** Start of Record extracts **

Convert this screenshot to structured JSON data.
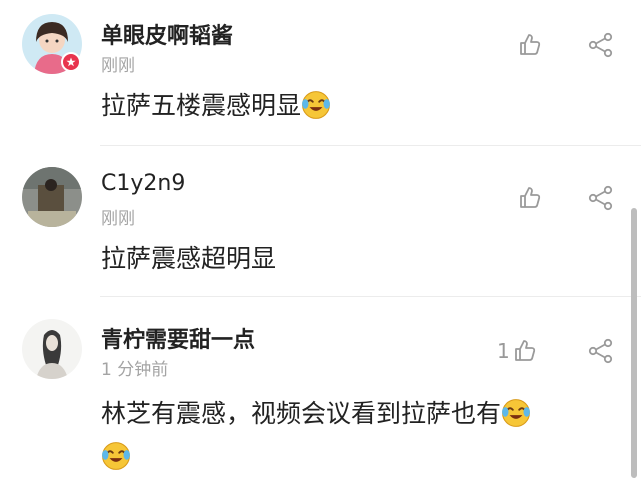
{
  "comments": [
    {
      "username": "单眼皮啊韬酱",
      "time": "刚刚",
      "text": "拉萨五楼震感明显",
      "like_count": "",
      "emoji": "laughing-crying-emoji"
    },
    {
      "username": "C1y2n9",
      "time": "刚刚",
      "text": "拉萨震感超明显",
      "like_count": ""
    },
    {
      "username": "青柠需要甜一点",
      "time": "1 分钟前",
      "text": "林芝有震感，视频会议看到拉萨也有",
      "like_count": "1",
      "emoji": "laughing-crying-emoji"
    }
  ],
  "icons": {
    "like": "thumbs-up-icon",
    "share": "share-icon",
    "badge": "star-badge-icon"
  },
  "colors": {
    "text": "#222222",
    "meta": "#a4a4a4",
    "badge": "#e8344e",
    "emoji": "#f5c43a"
  }
}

** End of Record extracts **

* **What to produce**
Restate the entire listing word for word, excluding pictures.

* **Answer to this task**
Convert this screenshot to structured JSON data.
{
  "comments": [
    {
      "username": "单眼皮啊韬酱",
      "time": "刚刚",
      "text": "拉萨五楼震感明显",
      "like_count": "",
      "emoji": "laughing-crying-emoji"
    },
    {
      "username": "C1y2n9",
      "time": "刚刚",
      "text": "拉萨震感超明显",
      "like_count": ""
    },
    {
      "username": "青柠需要甜一点",
      "time": "1 分钟前",
      "text": "林芝有震感，视频会议看到拉萨也有",
      "like_count": "1",
      "emoji": "laughing-crying-emoji"
    }
  ],
  "icons": {
    "like": "thumbs-up-icon",
    "share": "share-icon",
    "badge": "star-badge-icon"
  },
  "colors": {
    "text": "#222222",
    "meta": "#a4a4a4",
    "badge": "#e8344e",
    "emoji": "#f5c43a"
  }
}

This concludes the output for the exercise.